## Instructions for the task
Copy every entry precisely.

## Given records

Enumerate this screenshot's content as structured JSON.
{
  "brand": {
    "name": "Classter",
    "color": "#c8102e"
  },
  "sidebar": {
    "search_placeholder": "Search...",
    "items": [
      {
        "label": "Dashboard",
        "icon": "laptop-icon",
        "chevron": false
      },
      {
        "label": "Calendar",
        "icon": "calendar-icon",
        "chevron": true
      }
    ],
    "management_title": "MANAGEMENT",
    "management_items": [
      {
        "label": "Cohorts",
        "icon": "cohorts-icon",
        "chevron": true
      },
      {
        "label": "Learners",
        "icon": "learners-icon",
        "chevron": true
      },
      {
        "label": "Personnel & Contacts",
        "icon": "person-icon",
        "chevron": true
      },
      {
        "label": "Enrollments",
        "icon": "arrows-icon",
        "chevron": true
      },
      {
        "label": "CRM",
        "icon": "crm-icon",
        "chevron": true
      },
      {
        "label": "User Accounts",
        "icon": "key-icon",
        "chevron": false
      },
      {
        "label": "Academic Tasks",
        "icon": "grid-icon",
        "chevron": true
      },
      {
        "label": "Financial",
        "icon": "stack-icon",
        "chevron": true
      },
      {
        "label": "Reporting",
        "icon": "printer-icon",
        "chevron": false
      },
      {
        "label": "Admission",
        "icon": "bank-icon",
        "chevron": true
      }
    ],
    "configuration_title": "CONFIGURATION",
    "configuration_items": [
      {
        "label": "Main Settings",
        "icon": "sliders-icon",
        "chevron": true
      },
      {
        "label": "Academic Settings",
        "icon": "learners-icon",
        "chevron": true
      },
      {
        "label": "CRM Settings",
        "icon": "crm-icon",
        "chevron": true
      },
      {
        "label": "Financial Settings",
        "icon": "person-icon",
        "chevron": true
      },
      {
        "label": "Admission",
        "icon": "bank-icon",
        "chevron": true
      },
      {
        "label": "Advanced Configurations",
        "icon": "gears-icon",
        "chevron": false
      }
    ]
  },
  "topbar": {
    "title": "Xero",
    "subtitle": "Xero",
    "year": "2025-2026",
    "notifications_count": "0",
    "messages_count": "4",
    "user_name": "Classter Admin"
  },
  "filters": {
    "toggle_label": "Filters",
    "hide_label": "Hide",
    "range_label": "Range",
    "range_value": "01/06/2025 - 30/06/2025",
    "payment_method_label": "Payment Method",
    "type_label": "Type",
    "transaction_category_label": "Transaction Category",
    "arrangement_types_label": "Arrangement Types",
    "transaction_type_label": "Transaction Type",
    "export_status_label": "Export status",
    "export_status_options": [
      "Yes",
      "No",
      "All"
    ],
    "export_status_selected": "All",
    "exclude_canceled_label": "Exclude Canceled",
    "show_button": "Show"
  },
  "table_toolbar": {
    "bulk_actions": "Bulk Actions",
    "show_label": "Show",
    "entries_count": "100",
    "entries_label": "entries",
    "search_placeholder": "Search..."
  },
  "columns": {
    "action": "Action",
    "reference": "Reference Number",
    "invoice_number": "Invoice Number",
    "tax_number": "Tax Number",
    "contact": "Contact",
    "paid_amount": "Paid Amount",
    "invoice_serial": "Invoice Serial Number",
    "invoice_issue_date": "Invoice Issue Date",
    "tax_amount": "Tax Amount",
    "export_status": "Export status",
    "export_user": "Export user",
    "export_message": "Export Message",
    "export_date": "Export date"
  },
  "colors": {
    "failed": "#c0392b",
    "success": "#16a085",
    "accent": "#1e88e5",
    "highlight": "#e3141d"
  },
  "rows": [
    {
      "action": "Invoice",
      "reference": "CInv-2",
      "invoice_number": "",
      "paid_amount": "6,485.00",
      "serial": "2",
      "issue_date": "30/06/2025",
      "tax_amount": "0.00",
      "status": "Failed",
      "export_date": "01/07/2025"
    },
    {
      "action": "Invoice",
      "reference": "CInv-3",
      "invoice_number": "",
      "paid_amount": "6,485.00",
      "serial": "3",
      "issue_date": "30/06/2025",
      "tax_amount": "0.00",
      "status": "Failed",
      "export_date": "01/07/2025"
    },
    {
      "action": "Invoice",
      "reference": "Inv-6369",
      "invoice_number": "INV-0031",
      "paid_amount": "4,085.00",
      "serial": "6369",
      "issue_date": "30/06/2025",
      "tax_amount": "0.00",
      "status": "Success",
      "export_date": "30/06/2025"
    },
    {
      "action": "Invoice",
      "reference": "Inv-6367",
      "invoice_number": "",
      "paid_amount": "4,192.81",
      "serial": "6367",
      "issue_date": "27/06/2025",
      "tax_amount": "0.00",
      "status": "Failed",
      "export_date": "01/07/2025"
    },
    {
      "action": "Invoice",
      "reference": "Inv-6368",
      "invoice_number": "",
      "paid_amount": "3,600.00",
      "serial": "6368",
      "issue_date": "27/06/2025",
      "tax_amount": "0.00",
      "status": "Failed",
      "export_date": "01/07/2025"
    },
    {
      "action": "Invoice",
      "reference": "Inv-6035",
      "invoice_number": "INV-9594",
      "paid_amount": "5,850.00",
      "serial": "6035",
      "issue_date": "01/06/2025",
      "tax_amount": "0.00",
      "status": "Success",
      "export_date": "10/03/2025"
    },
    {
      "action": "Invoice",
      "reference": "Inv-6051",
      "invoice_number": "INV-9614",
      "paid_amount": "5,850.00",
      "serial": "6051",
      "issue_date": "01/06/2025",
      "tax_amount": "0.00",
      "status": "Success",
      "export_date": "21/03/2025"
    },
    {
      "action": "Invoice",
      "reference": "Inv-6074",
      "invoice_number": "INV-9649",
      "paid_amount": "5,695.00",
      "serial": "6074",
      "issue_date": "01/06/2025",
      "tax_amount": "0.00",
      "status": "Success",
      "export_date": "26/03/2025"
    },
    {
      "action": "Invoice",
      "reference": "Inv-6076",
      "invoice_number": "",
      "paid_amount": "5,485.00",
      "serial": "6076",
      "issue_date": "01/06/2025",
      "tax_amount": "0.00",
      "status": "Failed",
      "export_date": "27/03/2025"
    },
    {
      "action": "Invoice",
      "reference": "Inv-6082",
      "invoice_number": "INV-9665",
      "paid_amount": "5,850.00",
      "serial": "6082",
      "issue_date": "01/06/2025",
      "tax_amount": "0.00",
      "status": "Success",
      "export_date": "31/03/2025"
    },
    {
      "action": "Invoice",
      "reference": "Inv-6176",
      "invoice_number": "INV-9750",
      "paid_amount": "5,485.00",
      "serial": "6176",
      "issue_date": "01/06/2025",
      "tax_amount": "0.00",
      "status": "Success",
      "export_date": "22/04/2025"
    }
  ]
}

## Solution
Enumerate this screenshot's content as structured JSON.
{
  "brand": {
    "name": "Classter",
    "color": "#c8102e"
  },
  "sidebar": {
    "search_placeholder": "Search...",
    "items": [
      {
        "label": "Dashboard",
        "icon": "laptop-icon",
        "chevron": false
      },
      {
        "label": "Calendar",
        "icon": "calendar-icon",
        "chevron": true
      }
    ],
    "management_title": "MANAGEMENT",
    "management_items": [
      {
        "label": "Cohorts",
        "icon": "cohorts-icon",
        "chevron": true
      },
      {
        "label": "Learners",
        "icon": "learners-icon",
        "chevron": true
      },
      {
        "label": "Personnel & Contacts",
        "icon": "person-icon",
        "chevron": true
      },
      {
        "label": "Enrollments",
        "icon": "arrows-icon",
        "chevron": true
      },
      {
        "label": "CRM",
        "icon": "crm-icon",
        "chevron": true
      },
      {
        "label": "User Accounts",
        "icon": "key-icon",
        "chevron": false
      },
      {
        "label": "Academic Tasks",
        "icon": "grid-icon",
        "chevron": true
      },
      {
        "label": "Financial",
        "icon": "stack-icon",
        "chevron": true
      },
      {
        "label": "Reporting",
        "icon": "printer-icon",
        "chevron": false
      },
      {
        "label": "Admission",
        "icon": "bank-icon",
        "chevron": true
      }
    ],
    "configuration_title": "CONFIGURATION",
    "configuration_items": [
      {
        "label": "Main Settings",
        "icon": "sliders-icon",
        "chevron": true
      },
      {
        "label": "Academic Settings",
        "icon": "learners-icon",
        "chevron": true
      },
      {
        "label": "CRM Settings",
        "icon": "crm-icon",
        "chevron": true
      },
      {
        "label": "Financial Settings",
        "icon": "person-icon",
        "chevron": true
      },
      {
        "label": "Admission",
        "icon": "bank-icon",
        "chevron": true
      },
      {
        "label": "Advanced Configurations",
        "icon": "gears-icon",
        "chevron": false
      }
    ]
  },
  "topbar": {
    "title": "Xero",
    "subtitle": "Xero",
    "year": "2025-2026",
    "notifications_count": "0",
    "messages_count": "4",
    "user_name": "Classter Admin"
  },
  "filters": {
    "toggle_label": "Filters",
    "hide_label": "Hide",
    "range_label": "Range",
    "range_value": "01/06/2025 - 30/06/2025",
    "payment_method_label": "Payment Method",
    "type_label": "Type",
    "transaction_category_label": "Transaction Category",
    "arrangement_types_label": "Arrangement Types",
    "transaction_type_label": "Transaction Type",
    "export_status_label": "Export status",
    "export_status_options": [
      "Yes",
      "No",
      "All"
    ],
    "export_status_selected": "All",
    "exclude_canceled_label": "Exclude Canceled",
    "show_button": "Show"
  },
  "table_toolbar": {
    "bulk_actions": "Bulk Actions",
    "show_label": "Show",
    "entries_count": "100",
    "entries_label": "entries",
    "search_placeholder": "Search..."
  },
  "columns": {
    "action": "Action",
    "reference": "Reference Number",
    "invoice_number": "Invoice Number",
    "tax_number": "Tax Number",
    "contact": "Contact",
    "paid_amount": "Paid Amount",
    "invoice_serial": "Invoice Serial Number",
    "invoice_issue_date": "Invoice Issue Date",
    "tax_amount": "Tax Amount",
    "export_status": "Export status",
    "export_user": "Export user",
    "export_message": "Export Message",
    "export_date": "Export date"
  },
  "colors": {
    "failed": "#c0392b",
    "success": "#16a085",
    "accent": "#1e88e5",
    "highlight": "#e3141d"
  },
  "rows": [
    {
      "action": "Invoice",
      "reference": "CInv-2",
      "invoice_number": "",
      "paid_amount": "6,485.00",
      "serial": "2",
      "issue_date": "30/06/2025",
      "tax_amount": "0.00",
      "status": "Failed",
      "export_date": "01/07/2025"
    },
    {
      "action": "Invoice",
      "reference": "CInv-3",
      "invoice_number": "",
      "paid_amount": "6,485.00",
      "serial": "3",
      "issue_date": "30/06/2025",
      "tax_amount": "0.00",
      "status": "Failed",
      "export_date": "01/07/2025"
    },
    {
      "action": "Invoice",
      "reference": "Inv-6369",
      "invoice_number": "INV-0031",
      "paid_amount": "4,085.00",
      "serial": "6369",
      "issue_date": "30/06/2025",
      "tax_amount": "0.00",
      "status": "Success",
      "export_date": "30/06/2025"
    },
    {
      "action": "Invoice",
      "reference": "Inv-6367",
      "invoice_number": "",
      "paid_amount": "4,192.81",
      "serial": "6367",
      "issue_date": "27/06/2025",
      "tax_amount": "0.00",
      "status": "Failed",
      "export_date": "01/07/2025"
    },
    {
      "action": "Invoice",
      "reference": "Inv-6368",
      "invoice_number": "",
      "paid_amount": "3,600.00",
      "serial": "6368",
      "issue_date": "27/06/2025",
      "tax_amount": "0.00",
      "status": "Failed",
      "export_date": "01/07/2025"
    },
    {
      "action": "Invoice",
      "reference": "Inv-6035",
      "invoice_number": "INV-9594",
      "paid_amount": "5,850.00",
      "serial": "6035",
      "issue_date": "01/06/2025",
      "tax_amount": "0.00",
      "status": "Success",
      "export_date": "10/03/2025"
    },
    {
      "action": "Invoice",
      "reference": "Inv-6051",
      "invoice_number": "INV-9614",
      "paid_amount": "5,850.00",
      "serial": "6051",
      "issue_date": "01/06/2025",
      "tax_amount": "0.00",
      "status": "Success",
      "export_date": "21/03/2025"
    },
    {
      "action": "Invoice",
      "reference": "Inv-6074",
      "invoice_number": "INV-9649",
      "paid_amount": "5,695.00",
      "serial": "6074",
      "issue_date": "01/06/2025",
      "tax_amount": "0.00",
      "status": "Success",
      "export_date": "26/03/2025"
    },
    {
      "action": "Invoice",
      "reference": "Inv-6076",
      "invoice_number": "",
      "paid_amount": "5,485.00",
      "serial": "6076",
      "issue_date": "01/06/2025",
      "tax_amount": "0.00",
      "status": "Failed",
      "export_date": "27/03/2025"
    },
    {
      "action": "Invoice",
      "reference": "Inv-6082",
      "invoice_number": "INV-9665",
      "paid_amount": "5,850.00",
      "serial": "6082",
      "issue_date": "01/06/2025",
      "tax_amount": "0.00",
      "status": "Success",
      "export_date": "31/03/2025"
    },
    {
      "action": "Invoice",
      "reference": "Inv-6176",
      "invoice_number": "INV-9750",
      "paid_amount": "5,485.00",
      "serial": "6176",
      "issue_date": "01/06/2025",
      "tax_amount": "0.00",
      "status": "Success",
      "export_date": "22/04/2025"
    }
  ]
}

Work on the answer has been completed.